Write out each line of the listing as it stands, without the images.

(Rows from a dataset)
────────────────────

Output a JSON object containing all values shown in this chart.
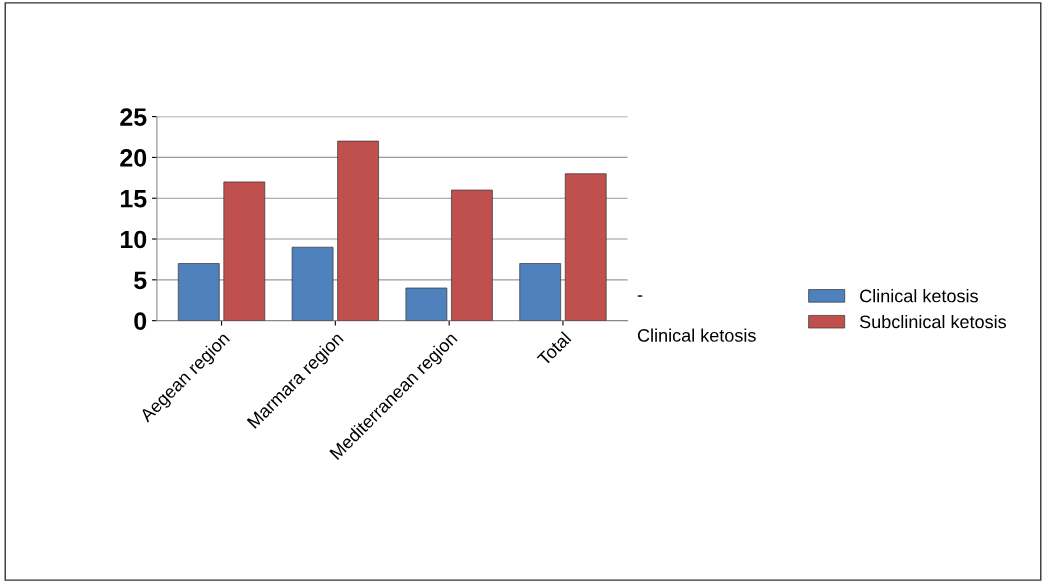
{
  "chart_data": {
    "type": "bar",
    "categories": [
      "Aegean region",
      "Marmara region",
      "Mediterranean region",
      "Total"
    ],
    "series": [
      {
        "name": "Clinical ketosis",
        "color": "#4f81bd",
        "values": [
          7,
          9,
          4,
          7
        ]
      },
      {
        "name": "Subclinical ketosis",
        "color": "#c0504d",
        "values": [
          17,
          22,
          16,
          18
        ]
      }
    ],
    "ylim": [
      0,
      25
    ],
    "yticks": [
      0,
      5,
      10,
      15,
      20,
      25
    ],
    "grid": "y",
    "legend": "right",
    "annotations": [
      "-",
      "Clinical ketosis"
    ]
  }
}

────────────────────

Output for this exercise —
Output a JSON object containing all values shown in this chart.
{
  "chart_data": {
    "type": "bar",
    "categories": [
      "Aegean region",
      "Marmara region",
      "Mediterranean region",
      "Total"
    ],
    "series": [
      {
        "name": "Clinical ketosis",
        "color": "#4f81bd",
        "values": [
          7,
          9,
          4,
          7
        ]
      },
      {
        "name": "Subclinical ketosis",
        "color": "#c0504d",
        "values": [
          17,
          22,
          16,
          18
        ]
      }
    ],
    "ylim": [
      0,
      25
    ],
    "yticks": [
      0,
      5,
      10,
      15,
      20,
      25
    ],
    "grid": "y",
    "legend": "right",
    "annotations": [
      "-",
      "Clinical ketosis"
    ]
  }
}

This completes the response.